*STATED TASK*: Repeat the entries below exactly as they appear, with no pictures.

[Dataset entries]
+-------+

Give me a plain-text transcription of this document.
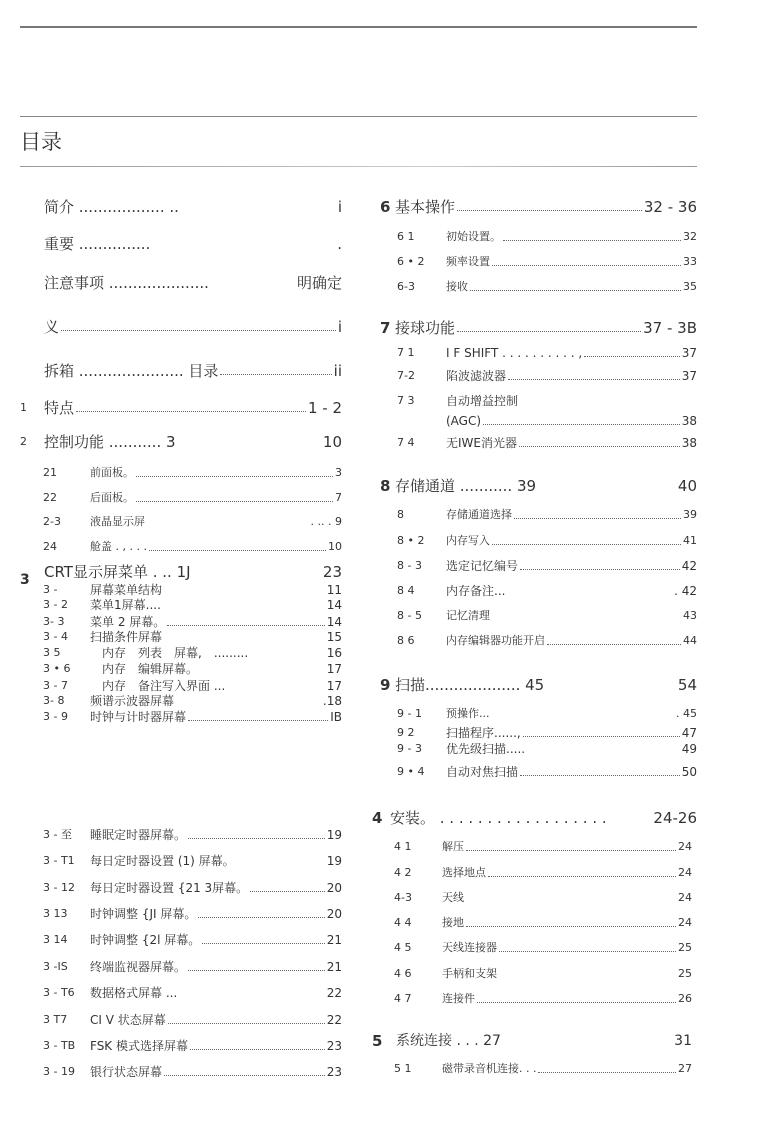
目录
简介 .................. ..	i
重要 ...............	.
注意事项 .....................	明确定
义	i
拆箱 ...................... 目录	ii
1 特点	1 - 2
2 控制功能 ........... 3	10
21	前面板。	3
22	后面板。	7
2-3	液晶显示屏	. .. . 9
24	舱盖 . , . . .	10
3 CRT显示屏菜单 . .. 1J	23
3 -	屏幕菜单结构	11
3 - 2 菜单1屏幕....	14
3- 3 菜单 2 屏幕。	14
3 - 4 扫描条件屏幕	15
3 5 　内存　列表　屏幕,　.........	16
3 • 6 　内存　编辑屏幕。	17
3 - 7 　内存　备注写入界面 ...	17
3- 8 频谱示波器屏幕	.18
3 - 9 时钟与计时器屏幕	IB
3 - 至 睡眠定时器屏幕。	19
3 - T1 每日定时器设置 (1) 屏幕。	19
3 - 12 每日定时器设置 {21 3屏幕。	20
3 13 时钟调整 {JI 屏幕。	20
3 14 时钟调整 {2l 屏幕。	21
3 -IS 终端监视器屏幕。	21
3 - T6 数据格式屏幕 ...	22
3 T7 CI V 状态屏幕	22
3 - TB FSK 模式选择屏幕	23
3 - 19 银行状态屏幕	23
6 基本操作	32 - 36
6 1	初始设置。	32
6 • 2 频率设置	33
6-3	接收	35
7 接球功能	37 - 3B
7 1	I F SHIFT . . . . . . . . . . ,	37
7-2	陷波滤波器	37
7 3	自动增益控制
(AGC)	38
7 4	无IWE消光器	38
8 存储通道 ........... 39	40
8	存储通道选择	39
8 • 2 内存写入	41
8 - 3 选定记忆编号	42
8 4	内存备注...	. 42
8 - 5 记忆清理	43
8 6	内存编辑器功能开启	44
9 扫描.................... 45	54
9 - 1 预操作...	. 45
9 2	扫描程序......,	47
9 - 3 优先级扫描.....	49
9 • 4 自动对焦扫描	50
4 安装。 . . . . . . . . . . . . . . . . . .	24-26
4 1	解压	24
4 2	选择地点	24
4-3	天线	24
4 4	接地	24
4 5	天线连接器	25
4 6	手柄和支架	25
4 7	连接件	26
5 系统连接 . . . 27	31
5 1	磁带录音机连接. . .	27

+-------+

*RIGHT ANSWER*:
Give me a plain-text transcription of this document.
目录
简介 .................. ..	i
重要 ...............	.
注意事项 .....................	明确定
义	i
拆箱 ...................... 目录	ii
1 特点	1 - 2
2 控制功能 ........... 3	10
21	前面板。	3
22	后面板。	7
2-3	液晶显示屏	. .. . 9
24	舱盖 . , . . .	10
3 CRT显示屏菜单 . .. 1J	23
3 -	屏幕菜单结构	11
3 - 2 菜单1屏幕....	14
3- 3 菜单 2 屏幕。	14
3 - 4 扫描条件屏幕	15
3 5 　内存　列表　屏幕,　.........	16
3 • 6 　内存　编辑屏幕。	17
3 - 7 　内存　备注写入界面 ...	17
3- 8 频谱示波器屏幕	.18
3 - 9 时钟与计时器屏幕	IB
3 - 至 睡眠定时器屏幕。	19
3 - T1 每日定时器设置 (1) 屏幕。	19
3 - 12 每日定时器设置 {21 3屏幕。	20
3 13 时钟调整 {JI 屏幕。	20
3 14 时钟调整 {2l 屏幕。	21
3 -IS 终端监视器屏幕。	21
3 - T6 数据格式屏幕 ...	22
3 T7 CI V 状态屏幕	22
3 - TB FSK 模式选择屏幕	23
3 - 19 银行状态屏幕	23
6 基本操作	32 - 36
6 1	初始设置。	32
6 • 2 频率设置	33
6-3	接收	35
7 接球功能	37 - 3B
7 1	I F SHIFT . . . . . . . . . . ,	37
7-2	陷波滤波器	37
7 3	自动增益控制
(AGC)	38
7 4	无IWE消光器	38
8 存储通道 ........... 39	40
8	存储通道选择	39
8 • 2 内存写入	41
8 - 3 选定记忆编号	42
8 4	内存备注...	. 42
8 - 5 记忆清理	43
8 6	内存编辑器功能开启	44
9 扫描.................... 45	54
9 - 1 预操作...	. 45
9 2	扫描程序......,	47
9 - 3 优先级扫描.....	49
9 • 4 自动对焦扫描	50
4 安装。 . . . . . . . . . . . . . . . . . .	24-26
4 1	解压	24
4 2	选择地点	24
4-3	天线	24
4 4	接地	24
4 5	天线连接器	25
4 6	手柄和支架	25
4 7	连接件	26
5 系统连接 . . . 27	31
5 1	磁带录音机连接. . .	27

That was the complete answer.